Each record needs to be echoed exactly; can you do that?

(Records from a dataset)

========================================================================

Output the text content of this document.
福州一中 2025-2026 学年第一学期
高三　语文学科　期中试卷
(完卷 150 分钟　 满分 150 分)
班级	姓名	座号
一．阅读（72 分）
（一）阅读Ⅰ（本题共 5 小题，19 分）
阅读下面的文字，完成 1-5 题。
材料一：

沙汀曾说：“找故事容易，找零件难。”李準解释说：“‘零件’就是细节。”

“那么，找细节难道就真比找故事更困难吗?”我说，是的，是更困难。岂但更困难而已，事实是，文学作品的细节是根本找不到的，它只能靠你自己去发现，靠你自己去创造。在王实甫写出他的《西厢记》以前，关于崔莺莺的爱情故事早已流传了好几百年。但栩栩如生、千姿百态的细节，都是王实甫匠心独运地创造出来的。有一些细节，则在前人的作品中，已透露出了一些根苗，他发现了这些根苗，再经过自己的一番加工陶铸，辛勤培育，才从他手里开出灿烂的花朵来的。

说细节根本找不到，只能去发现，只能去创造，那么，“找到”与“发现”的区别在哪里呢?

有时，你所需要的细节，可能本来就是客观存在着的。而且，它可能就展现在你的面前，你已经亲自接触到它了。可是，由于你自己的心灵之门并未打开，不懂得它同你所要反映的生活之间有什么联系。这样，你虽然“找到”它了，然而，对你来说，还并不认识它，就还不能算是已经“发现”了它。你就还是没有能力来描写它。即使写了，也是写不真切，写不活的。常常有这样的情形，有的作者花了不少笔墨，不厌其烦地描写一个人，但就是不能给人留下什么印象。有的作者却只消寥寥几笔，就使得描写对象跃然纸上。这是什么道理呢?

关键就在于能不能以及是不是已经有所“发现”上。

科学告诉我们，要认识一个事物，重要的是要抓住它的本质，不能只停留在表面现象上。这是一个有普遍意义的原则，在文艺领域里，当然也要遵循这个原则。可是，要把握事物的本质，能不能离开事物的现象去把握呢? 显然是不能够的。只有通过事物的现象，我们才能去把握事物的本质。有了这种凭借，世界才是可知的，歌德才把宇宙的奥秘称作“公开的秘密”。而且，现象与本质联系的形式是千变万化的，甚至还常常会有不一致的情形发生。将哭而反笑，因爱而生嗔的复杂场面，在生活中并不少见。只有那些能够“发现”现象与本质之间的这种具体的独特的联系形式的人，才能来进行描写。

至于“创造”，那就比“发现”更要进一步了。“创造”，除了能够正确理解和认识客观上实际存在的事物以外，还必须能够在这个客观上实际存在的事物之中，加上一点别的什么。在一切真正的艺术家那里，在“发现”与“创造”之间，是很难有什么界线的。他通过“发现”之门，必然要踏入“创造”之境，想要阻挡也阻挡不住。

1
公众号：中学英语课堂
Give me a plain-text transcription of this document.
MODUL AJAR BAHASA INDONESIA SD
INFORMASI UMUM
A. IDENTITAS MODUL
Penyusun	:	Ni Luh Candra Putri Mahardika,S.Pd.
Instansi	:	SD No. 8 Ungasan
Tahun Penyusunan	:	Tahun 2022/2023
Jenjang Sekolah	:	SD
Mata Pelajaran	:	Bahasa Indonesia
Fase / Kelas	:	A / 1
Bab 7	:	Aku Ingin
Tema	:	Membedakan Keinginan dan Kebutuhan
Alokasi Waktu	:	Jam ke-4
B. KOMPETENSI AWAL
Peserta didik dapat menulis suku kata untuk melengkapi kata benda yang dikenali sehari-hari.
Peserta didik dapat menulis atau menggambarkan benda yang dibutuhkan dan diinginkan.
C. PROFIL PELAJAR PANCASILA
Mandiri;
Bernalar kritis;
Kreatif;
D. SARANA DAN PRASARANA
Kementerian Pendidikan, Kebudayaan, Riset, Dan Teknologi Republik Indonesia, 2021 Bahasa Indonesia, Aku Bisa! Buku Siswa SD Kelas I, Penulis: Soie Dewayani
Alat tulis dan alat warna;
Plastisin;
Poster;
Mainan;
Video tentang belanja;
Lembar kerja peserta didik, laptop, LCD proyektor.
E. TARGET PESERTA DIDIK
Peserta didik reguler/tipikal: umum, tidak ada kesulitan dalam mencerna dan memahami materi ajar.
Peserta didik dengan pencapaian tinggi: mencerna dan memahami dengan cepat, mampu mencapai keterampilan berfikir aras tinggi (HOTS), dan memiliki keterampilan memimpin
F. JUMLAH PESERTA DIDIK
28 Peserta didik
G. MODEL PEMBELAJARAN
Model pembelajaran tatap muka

========================================================================

• Task answer:
Output the text content of this document.
福州一中 2025-2026 学年第一学期
高三　语文学科　期中试卷
(完卷 150 分钟　 满分 150 分)
班级	姓名	座号
一．阅读（72 分）
（一）阅读Ⅰ（本题共 5 小题，19 分）
阅读下面的文字，完成 1-5 题。
材料一：

沙汀曾说：“找故事容易，找零件难。”李準解释说：“‘零件’就是细节。”

“那么，找细节难道就真比找故事更困难吗?”我说，是的，是更困难。岂但更困难而已，事实是，文学作品的细节是根本找不到的，它只能靠你自己去发现，靠你自己去创造。在王实甫写出他的《西厢记》以前，关于崔莺莺的爱情故事早已流传了好几百年。但栩栩如生、千姿百态的细节，都是王实甫匠心独运地创造出来的。有一些细节，则在前人的作品中，已透露出了一些根苗，他发现了这些根苗，再经过自己的一番加工陶铸，辛勤培育，才从他手里开出灿烂的花朵来的。

说细节根本找不到，只能去发现，只能去创造，那么，“找到”与“发现”的区别在哪里呢?

有时，你所需要的细节，可能本来就是客观存在着的。而且，它可能就展现在你的面前，你已经亲自接触到它了。可是，由于你自己的心灵之门并未打开，不懂得它同你所要反映的生活之间有什么联系。这样，你虽然“找到”它了，然而，对你来说，还并不认识它，就还不能算是已经“发现”了它。你就还是没有能力来描写它。即使写了，也是写不真切，写不活的。常常有这样的情形，有的作者花了不少笔墨，不厌其烦地描写一个人，但就是不能给人留下什么印象。有的作者却只消寥寥几笔，就使得描写对象跃然纸上。这是什么道理呢?

关键就在于能不能以及是不是已经有所“发现”上。

科学告诉我们，要认识一个事物，重要的是要抓住它的本质，不能只停留在表面现象上。这是一个有普遍意义的原则，在文艺领域里，当然也要遵循这个原则。可是，要把握事物的本质，能不能离开事物的现象去把握呢? 显然是不能够的。只有通过事物的现象，我们才能去把握事物的本质。有了这种凭借，世界才是可知的，歌德才把宇宙的奥秘称作“公开的秘密”。而且，现象与本质联系的形式是千变万化的，甚至还常常会有不一致的情形发生。将哭而反笑，因爱而生嗔的复杂场面，在生活中并不少见。只有那些能够“发现”现象与本质之间的这种具体的独特的联系形式的人，才能来进行描写。

至于“创造”，那就比“发现”更要进一步了。“创造”，除了能够正确理解和认识客观上实际存在的事物以外，还必须能够在这个客观上实际存在的事物之中，加上一点别的什么。在一切真正的艺术家那里，在“发现”与“创造”之间，是很难有什么界线的。他通过“发现”之门，必然要踏入“创造”之境，想要阻挡也阻挡不住。

1
公众号：中学英语课堂
Give me a plain-text transcription of this document.
MODUL AJAR BAHASA INDONESIA SD
INFORMASI UMUM
A. IDENTITAS MODUL
Penyusun	:	Ni Luh Candra Putri Mahardika,S.Pd.
Instansi	:	SD No. 8 Ungasan
Tahun Penyusunan	:	Tahun 2022/2023
Jenjang Sekolah	:	SD
Mata Pelajaran	:	Bahasa Indonesia
Fase / Kelas	:	A / 1
Bab 7	:	Aku Ingin
Tema	:	Membedakan Keinginan dan Kebutuhan
Alokasi Waktu	:	Jam ke-4
B. KOMPETENSI AWAL
Peserta didik dapat menulis suku kata untuk melengkapi kata benda yang dikenali sehari-hari.
Peserta didik dapat menulis atau menggambarkan benda yang dibutuhkan dan diinginkan.
C. PROFIL PELAJAR PANCASILA
Mandiri;
Bernalar kritis;
Kreatif;
D. SARANA DAN PRASARANA
Kementerian Pendidikan, Kebudayaan, Riset, Dan Teknologi Republik Indonesia, 2021 Bahasa Indonesia, Aku Bisa! Buku Siswa SD Kelas I, Penulis: Soie Dewayani
Alat tulis dan alat warna;
Plastisin;
Poster;
Mainan;
Video tentang belanja;
Lembar kerja peserta didik, laptop, LCD proyektor.
E. TARGET PESERTA DIDIK
Peserta didik reguler/tipikal: umum, tidak ada kesulitan dalam mencerna dan memahami materi ajar.
Peserta didik dengan pencapaian tinggi: mencerna dan memahami dengan cepat, mampu mencapai keterampilan berfikir aras tinggi (HOTS), dan memiliki keterampilan memimpin
F. JUMLAH PESERTA DIDIK
28 Peserta didik
G. MODEL PEMBELAJARAN
Model pembelajaran tatap muka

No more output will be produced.